[Lines of data]
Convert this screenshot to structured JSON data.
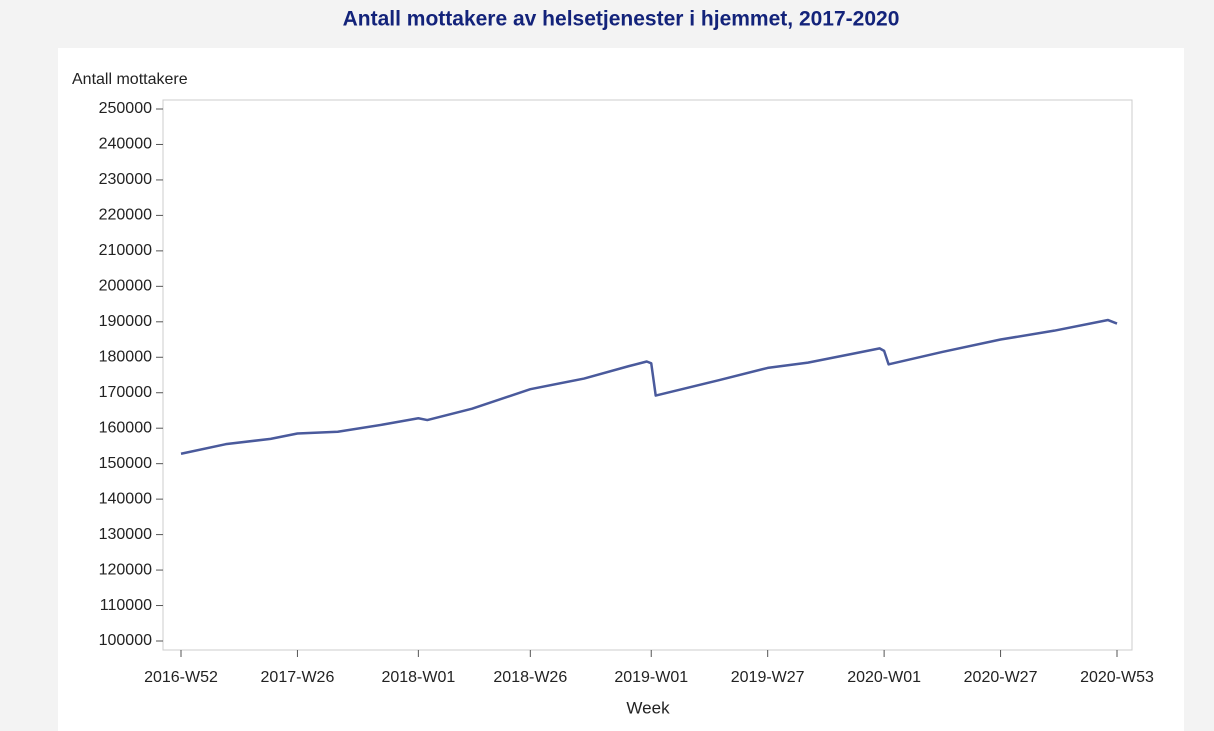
{
  "chart_data": {
    "type": "line",
    "title": "Antall mottakere av helsetjenester i hjemmet, 2017-2020",
    "y_label": "Antall mottakere",
    "x_label": "Week",
    "x": [
      0,
      10,
      20,
      26,
      35,
      45,
      53,
      55,
      65,
      78,
      90,
      100,
      104,
      105,
      106,
      120,
      131,
      140,
      150,
      156,
      157,
      158,
      170,
      183,
      195,
      207,
      209
    ],
    "series": [
      {
        "name": "Antall mottakere",
        "color": "#4a5a9c",
        "values": [
          152800,
          155500,
          157000,
          158500,
          159000,
          161000,
          162800,
          162300,
          165500,
          171000,
          174000,
          177500,
          178800,
          178300,
          169200,
          173500,
          177000,
          178500,
          181000,
          182500,
          181800,
          178000,
          181500,
          185000,
          187500,
          190500,
          189500
        ]
      }
    ],
    "xlim": [
      0,
      209
    ],
    "xticks": [
      {
        "value": 0,
        "label": "2016-W52"
      },
      {
        "value": 26,
        "label": "2017-W26"
      },
      {
        "value": 53,
        "label": "2018-W01"
      },
      {
        "value": 78,
        "label": "2018-W26"
      },
      {
        "value": 105,
        "label": "2019-W01"
      },
      {
        "value": 131,
        "label": "2019-W27"
      },
      {
        "value": 157,
        "label": "2020-W01"
      },
      {
        "value": 183,
        "label": "2020-W27"
      },
      {
        "value": 209,
        "label": "2020-W53"
      }
    ],
    "ylim": [
      100000,
      250000
    ],
    "yticks": [
      100000,
      110000,
      120000,
      130000,
      140000,
      150000,
      160000,
      170000,
      180000,
      190000,
      200000,
      210000,
      220000,
      230000,
      240000,
      250000
    ],
    "grid": false
  }
}
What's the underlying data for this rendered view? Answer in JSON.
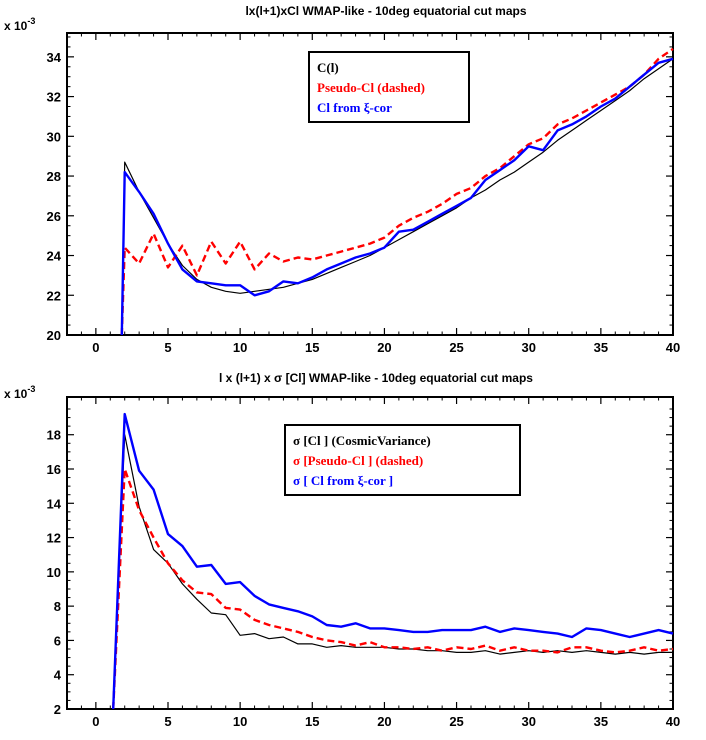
{
  "chart_data": [
    {
      "type": "line",
      "title": "lx(l+1)xCl  WMAP-like - 10deg equatorial cut maps",
      "exponent_label": "x 10",
      "exponent_power": "-3",
      "xlabel": "",
      "ylabel": "",
      "xlim": [
        -2,
        40
      ],
      "ylim": [
        20,
        35.2
      ],
      "xticks": [
        0,
        5,
        10,
        15,
        20,
        25,
        30,
        35,
        40
      ],
      "yticks": [
        20,
        22,
        24,
        26,
        28,
        30,
        32,
        34
      ],
      "grid": false,
      "legend_position": "top-center",
      "legend": [
        "C(l)",
        "Pseudo-Cl (dashed)",
        "Cl from ξ-cor"
      ],
      "series": [
        {
          "name": "C(l)",
          "color": "#000000",
          "style": "solid",
          "x": [
            1.8,
            2,
            3,
            4,
            5,
            6,
            7,
            8,
            9,
            10,
            11,
            12,
            13,
            14,
            15,
            16,
            17,
            18,
            19,
            20,
            21,
            22,
            23,
            24,
            25,
            26,
            27,
            28,
            29,
            30,
            31,
            32,
            33,
            34,
            35,
            36,
            37,
            38,
            39,
            40
          ],
          "y": [
            20,
            28.7,
            27.2,
            25.9,
            24.6,
            23.5,
            22.8,
            22.4,
            22.2,
            22.1,
            22.2,
            22.3,
            22.4,
            22.6,
            22.8,
            23.1,
            23.4,
            23.7,
            24.0,
            24.4,
            24.8,
            25.2,
            25.6,
            26.0,
            26.4,
            26.9,
            27.3,
            27.8,
            28.2,
            28.7,
            29.2,
            29.8,
            30.3,
            30.8,
            31.3,
            31.8,
            32.3,
            32.9,
            33.4,
            33.9
          ]
        },
        {
          "name": "Pseudo-Cl (dashed)",
          "color": "#ff0000",
          "style": "dashed",
          "x": [
            1.8,
            2,
            3,
            4,
            5,
            6,
            7,
            8,
            9,
            10,
            11,
            12,
            13,
            14,
            15,
            16,
            17,
            18,
            19,
            20,
            21,
            22,
            23,
            24,
            25,
            26,
            27,
            28,
            29,
            30,
            31,
            32,
            33,
            34,
            35,
            36,
            37,
            38,
            39,
            40
          ],
          "y": [
            20,
            24.4,
            23.6,
            25.1,
            23.4,
            24.5,
            23.0,
            24.7,
            23.6,
            24.7,
            23.3,
            24.1,
            23.7,
            23.9,
            23.8,
            24.0,
            24.2,
            24.4,
            24.6,
            24.9,
            25.5,
            25.9,
            26.2,
            26.6,
            27.1,
            27.4,
            28.0,
            28.4,
            29.0,
            29.6,
            29.9,
            30.6,
            30.9,
            31.3,
            31.7,
            32.1,
            32.5,
            33.1,
            33.9,
            34.4
          ]
        },
        {
          "name": "Cl from ξ-cor",
          "color": "#0000ff",
          "style": "solid",
          "x": [
            1.8,
            2,
            3,
            4,
            5,
            6,
            7,
            8,
            9,
            10,
            11,
            12,
            13,
            14,
            15,
            16,
            17,
            18,
            19,
            20,
            21,
            22,
            23,
            24,
            25,
            26,
            27,
            28,
            29,
            30,
            31,
            32,
            33,
            34,
            35,
            36,
            37,
            38,
            39,
            40
          ],
          "y": [
            20,
            28.2,
            27.2,
            26.1,
            24.6,
            23.3,
            22.7,
            22.6,
            22.5,
            22.5,
            22.0,
            22.2,
            22.7,
            22.6,
            22.9,
            23.3,
            23.6,
            23.9,
            24.1,
            24.4,
            25.2,
            25.3,
            25.7,
            26.1,
            26.5,
            26.9,
            27.8,
            28.3,
            28.8,
            29.5,
            29.3,
            30.3,
            30.6,
            31.0,
            31.5,
            31.9,
            32.5,
            33.1,
            33.7,
            33.9
          ]
        }
      ]
    },
    {
      "type": "line",
      "title": "l x (l+1) x σ [Cl]   WMAP-like - 10deg equatorial cut maps",
      "exponent_label": "x 10",
      "exponent_power": "-3",
      "xlabel": "",
      "ylabel": "",
      "xlim": [
        -2,
        40
      ],
      "ylim": [
        2,
        20.2
      ],
      "xticks": [
        0,
        5,
        10,
        15,
        20,
        25,
        30,
        35,
        40
      ],
      "yticks": [
        2,
        4,
        6,
        8,
        10,
        12,
        14,
        16,
        18
      ],
      "grid": false,
      "legend_position": "top-center",
      "legend": [
        "σ [Cl ] (CosmicVariance)",
        "σ [Pseudo-Cl ] (dashed)",
        "σ [ Cl from ξ-cor ]"
      ],
      "series": [
        {
          "name": "σ [Cl ] (CosmicVariance)",
          "color": "#000000",
          "style": "solid",
          "x": [
            1.2,
            2,
            3,
            4,
            5,
            6,
            7,
            8,
            9,
            10,
            11,
            12,
            13,
            14,
            15,
            16,
            17,
            18,
            19,
            20,
            21,
            22,
            23,
            24,
            25,
            26,
            27,
            28,
            29,
            30,
            31,
            32,
            33,
            34,
            35,
            36,
            37,
            38,
            39,
            40
          ],
          "y": [
            2,
            18.0,
            13.8,
            11.3,
            10.5,
            9.3,
            8.4,
            7.6,
            7.5,
            6.3,
            6.4,
            6.1,
            6.2,
            5.8,
            5.8,
            5.6,
            5.7,
            5.6,
            5.6,
            5.6,
            5.5,
            5.5,
            5.4,
            5.4,
            5.3,
            5.3,
            5.4,
            5.2,
            5.3,
            5.4,
            5.3,
            5.4,
            5.3,
            5.4,
            5.3,
            5.2,
            5.3,
            5.2,
            5.3,
            5.3
          ]
        },
        {
          "name": "σ [Pseudo-Cl ] (dashed)",
          "color": "#ff0000",
          "style": "dashed",
          "x": [
            1.2,
            2,
            3,
            4,
            5,
            6,
            7,
            8,
            9,
            10,
            11,
            12,
            13,
            14,
            15,
            16,
            17,
            18,
            19,
            20,
            21,
            22,
            23,
            24,
            25,
            26,
            27,
            28,
            29,
            30,
            31,
            32,
            33,
            34,
            35,
            36,
            37,
            38,
            39,
            40
          ],
          "y": [
            2,
            16.0,
            13.6,
            12.0,
            10.5,
            9.5,
            8.8,
            8.7,
            7.9,
            7.8,
            7.2,
            6.9,
            6.7,
            6.5,
            6.2,
            6.0,
            5.9,
            5.7,
            5.9,
            5.6,
            5.6,
            5.5,
            5.6,
            5.4,
            5.6,
            5.5,
            5.7,
            5.4,
            5.6,
            5.4,
            5.4,
            5.3,
            5.6,
            5.6,
            5.4,
            5.3,
            5.4,
            5.6,
            5.4,
            5.5
          ]
        },
        {
          "name": "σ [ Cl from ξ-cor ]",
          "color": "#0000ff",
          "style": "solid",
          "x": [
            1.2,
            2,
            3,
            4,
            5,
            6,
            7,
            8,
            9,
            10,
            11,
            12,
            13,
            14,
            15,
            16,
            17,
            18,
            19,
            20,
            21,
            22,
            23,
            24,
            25,
            26,
            27,
            28,
            29,
            30,
            31,
            32,
            33,
            34,
            35,
            36,
            37,
            38,
            39,
            40
          ],
          "y": [
            2,
            19.2,
            15.9,
            14.8,
            12.2,
            11.5,
            10.3,
            10.4,
            9.3,
            9.4,
            8.6,
            8.1,
            7.9,
            7.7,
            7.4,
            6.9,
            6.8,
            7.0,
            6.7,
            6.7,
            6.6,
            6.5,
            6.5,
            6.6,
            6.6,
            6.6,
            6.8,
            6.5,
            6.7,
            6.6,
            6.5,
            6.4,
            6.2,
            6.7,
            6.6,
            6.4,
            6.2,
            6.4,
            6.6,
            6.4
          ]
        }
      ]
    }
  ]
}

→ Short problem:
Where a line in the entries holds "dashed", copy that line.

→ Finished answer:
        "Pseudo-Cl (dashed)",
          "name": "Pseudo-Cl (dashed)",
          "style": "dashed",
        "σ [Pseudo-Cl ] (dashed)",
          "name": "σ [Pseudo-Cl ] (dashed)",
          "style": "dashed",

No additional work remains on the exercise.